### Source passage
==================================================
The Fox Sister is a Korean story about the mythical Korean nine-tailed fox demon (kumiho).

Synopsis

A man had three sons and no daughter.  He prayed for a daughter, even if she was a fox.  His wife gave birth to a daughter, but when the girl was six, one of their cows would die every night.  One night, he sent his oldest son to watch.  The boy watched and told him that his sister did it, by pulling the liver out of the cow and eating it.  His father accused him of having fallen asleep and having a nightmare and threw his son out.  Next, the second son was sent to watch over the cows, and nothing happened until the moon was full again. Then, the sister struck, and the second son was also thrown out for reporting this. Following this, the youngest son was sent to watch; he claimed that their sister had gone to the outhouse and that the cows must have died from seeing the moon.
==================================================
### Provided data
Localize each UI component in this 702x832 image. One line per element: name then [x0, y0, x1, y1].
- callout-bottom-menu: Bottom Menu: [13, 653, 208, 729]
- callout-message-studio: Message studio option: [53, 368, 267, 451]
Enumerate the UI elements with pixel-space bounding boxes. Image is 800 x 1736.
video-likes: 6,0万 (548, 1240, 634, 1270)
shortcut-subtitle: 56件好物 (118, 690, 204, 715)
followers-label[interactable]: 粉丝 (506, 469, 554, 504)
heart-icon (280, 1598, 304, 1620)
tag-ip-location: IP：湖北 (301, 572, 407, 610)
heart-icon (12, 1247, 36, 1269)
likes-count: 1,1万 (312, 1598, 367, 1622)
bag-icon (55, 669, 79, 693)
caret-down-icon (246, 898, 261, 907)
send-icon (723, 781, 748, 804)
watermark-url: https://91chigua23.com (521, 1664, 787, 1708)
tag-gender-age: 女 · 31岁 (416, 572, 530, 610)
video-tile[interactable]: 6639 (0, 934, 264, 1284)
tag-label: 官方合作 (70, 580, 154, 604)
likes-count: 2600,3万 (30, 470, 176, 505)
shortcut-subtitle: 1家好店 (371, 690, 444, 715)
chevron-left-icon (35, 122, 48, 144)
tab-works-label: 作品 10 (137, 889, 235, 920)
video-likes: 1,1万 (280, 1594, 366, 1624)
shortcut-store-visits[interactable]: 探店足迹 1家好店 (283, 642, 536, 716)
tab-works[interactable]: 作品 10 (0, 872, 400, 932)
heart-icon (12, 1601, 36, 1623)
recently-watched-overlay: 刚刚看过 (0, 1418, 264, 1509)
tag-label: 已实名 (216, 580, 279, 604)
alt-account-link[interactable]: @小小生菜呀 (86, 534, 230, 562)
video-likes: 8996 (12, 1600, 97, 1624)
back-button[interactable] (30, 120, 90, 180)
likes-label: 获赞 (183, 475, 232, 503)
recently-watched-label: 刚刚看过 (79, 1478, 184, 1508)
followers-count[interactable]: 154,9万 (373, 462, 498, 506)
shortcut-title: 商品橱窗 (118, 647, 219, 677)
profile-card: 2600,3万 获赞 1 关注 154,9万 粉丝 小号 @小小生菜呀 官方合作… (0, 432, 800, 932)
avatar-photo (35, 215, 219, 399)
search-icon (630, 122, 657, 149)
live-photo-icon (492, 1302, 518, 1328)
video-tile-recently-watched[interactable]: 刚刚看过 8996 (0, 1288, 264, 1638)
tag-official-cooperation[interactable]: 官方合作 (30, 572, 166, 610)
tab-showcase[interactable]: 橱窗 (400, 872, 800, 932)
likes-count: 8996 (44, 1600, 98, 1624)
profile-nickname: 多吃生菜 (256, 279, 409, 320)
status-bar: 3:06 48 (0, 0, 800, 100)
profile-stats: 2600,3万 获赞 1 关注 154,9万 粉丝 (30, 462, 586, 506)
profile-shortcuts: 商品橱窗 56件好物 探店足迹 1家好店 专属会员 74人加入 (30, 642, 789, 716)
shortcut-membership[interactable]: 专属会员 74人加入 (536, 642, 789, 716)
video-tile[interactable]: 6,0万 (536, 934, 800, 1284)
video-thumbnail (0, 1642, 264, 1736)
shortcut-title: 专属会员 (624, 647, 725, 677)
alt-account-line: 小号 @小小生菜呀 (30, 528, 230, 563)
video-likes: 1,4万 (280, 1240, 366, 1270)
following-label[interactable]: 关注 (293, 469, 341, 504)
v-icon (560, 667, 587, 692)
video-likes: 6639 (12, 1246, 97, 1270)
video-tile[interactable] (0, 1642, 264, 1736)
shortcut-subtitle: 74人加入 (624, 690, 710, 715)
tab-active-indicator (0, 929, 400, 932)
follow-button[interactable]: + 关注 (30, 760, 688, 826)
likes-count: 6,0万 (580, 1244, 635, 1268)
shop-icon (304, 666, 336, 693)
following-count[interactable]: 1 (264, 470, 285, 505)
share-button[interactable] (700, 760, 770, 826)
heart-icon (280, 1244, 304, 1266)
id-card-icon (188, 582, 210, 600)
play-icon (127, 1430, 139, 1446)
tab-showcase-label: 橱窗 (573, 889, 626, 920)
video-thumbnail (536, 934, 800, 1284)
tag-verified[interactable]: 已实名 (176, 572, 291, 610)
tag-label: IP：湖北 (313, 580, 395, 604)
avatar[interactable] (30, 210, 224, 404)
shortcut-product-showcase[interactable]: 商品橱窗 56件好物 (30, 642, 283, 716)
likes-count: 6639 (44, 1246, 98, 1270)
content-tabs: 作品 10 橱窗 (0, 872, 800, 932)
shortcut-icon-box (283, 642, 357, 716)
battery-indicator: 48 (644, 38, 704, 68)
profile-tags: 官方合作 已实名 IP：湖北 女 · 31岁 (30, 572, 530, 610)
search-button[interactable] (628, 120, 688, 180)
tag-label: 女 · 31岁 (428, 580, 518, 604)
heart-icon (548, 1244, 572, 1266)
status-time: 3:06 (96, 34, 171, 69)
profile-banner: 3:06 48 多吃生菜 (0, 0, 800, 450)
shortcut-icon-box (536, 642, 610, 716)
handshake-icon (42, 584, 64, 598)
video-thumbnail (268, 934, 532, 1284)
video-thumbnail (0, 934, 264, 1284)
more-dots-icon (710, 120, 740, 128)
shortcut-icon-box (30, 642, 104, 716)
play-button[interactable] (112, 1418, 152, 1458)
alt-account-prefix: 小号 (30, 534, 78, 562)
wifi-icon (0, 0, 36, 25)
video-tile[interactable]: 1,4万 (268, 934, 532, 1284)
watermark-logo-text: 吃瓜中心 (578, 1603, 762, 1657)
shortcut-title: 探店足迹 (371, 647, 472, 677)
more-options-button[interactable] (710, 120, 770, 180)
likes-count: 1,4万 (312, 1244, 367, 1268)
==================================================
### Tasks and exercises
1. Return the whole Fox Sister story word for word.
2. Retype the rows word for word, from the first line of the rows up to and including the line with "video-tile-recently-watched[interactable]: 刚刚看过 8996".
The story and the rows have nothing to do with each other.

### Task-by-task answers
1.
The Fox Sister is a Korean story about the mythical Korean nine-tailed fox demon (kumiho).

Synopsis

A man had three sons and no daughter.  He prayed for a daughter, even if she was a fox.  His wife gave birth to a daughter, but when the girl was six, one of their cows would die every night.  One night, he sent his oldest son to watch.  The boy watched and told him that his sister did it, by pulling the liver out of the cow and eating it.  His father accused him of having fallen asleep and having a nightmare and threw his son out.  Next, the second son was sent to watch over the cows, and nothing happened until the moon was full again. Then, the sister struck, and the second son was also thrown out for reporting this. Following this, the youngest son was sent to watch; he claimed that their sister had gone to the outhouse and that the cows must have died from seeing the moon.

2.
Localize each UI component in this 702x832 image. One line per element: name then [x0, y0, x1, y1].
- callout-bottom-menu: Bottom Menu: [13, 653, 208, 729]
- callout-message-studio: Message studio option: [53, 368, 267, 451]
Enumerate the UI elements with pixel-space bounding boxes. Image is 800 x 1736.
video-likes: 6,0万 (548, 1240, 634, 1270)
shortcut-subtitle: 56件好物 (118, 690, 204, 715)
followers-label[interactable]: 粉丝 (506, 469, 554, 504)
heart-icon (280, 1598, 304, 1620)
tag-ip-location: IP：湖北 (301, 572, 407, 610)
heart-icon (12, 1247, 36, 1269)
likes-count: 1,1万 (312, 1598, 367, 1622)
bag-icon (55, 669, 79, 693)
caret-down-icon (246, 898, 261, 907)
send-icon (723, 781, 748, 804)
watermark-url: https://91chigua23.com (521, 1664, 787, 1708)
tag-gender-age: 女 · 31岁 (416, 572, 530, 610)
video-tile[interactable]: 6639 (0, 934, 264, 1284)
tag-label: 官方合作 (70, 580, 154, 604)
likes-count: 2600,3万 (30, 470, 176, 505)
shortcut-subtitle: 1家好店 (371, 690, 444, 715)
chevron-left-icon (35, 122, 48, 144)
tab-works-label: 作品 10 (137, 889, 235, 920)
video-likes: 1,1万 (280, 1594, 366, 1624)
shortcut-store-visits[interactable]: 探店足迹 1家好店 (283, 642, 536, 716)
tab-works[interactable]: 作品 10 (0, 872, 400, 932)
heart-icon (12, 1601, 36, 1623)
recently-watched-overlay: 刚刚看过 (0, 1418, 264, 1509)
tag-label: 已实名 (216, 580, 279, 604)
alt-account-link[interactable]: @小小生菜呀 (86, 534, 230, 562)
video-likes: 8996 (12, 1600, 97, 1624)
back-button[interactable] (30, 120, 90, 180)
likes-label: 获赞 (183, 475, 232, 503)
recently-watched-label: 刚刚看过 (79, 1478, 184, 1508)
followers-count[interactable]: 154,9万 (373, 462, 498, 506)
shortcut-title: 商品橱窗 (118, 647, 219, 677)
profile-card: 2600,3万 获赞 1 关注 154,9万 粉丝 小号 @小小生菜呀 官方合作… (0, 432, 800, 932)
avatar-photo (35, 215, 219, 399)
search-icon (630, 122, 657, 149)
live-photo-icon (492, 1302, 518, 1328)
video-tile-recently-watched[interactable]: 刚刚看过 8996 (0, 1288, 264, 1638)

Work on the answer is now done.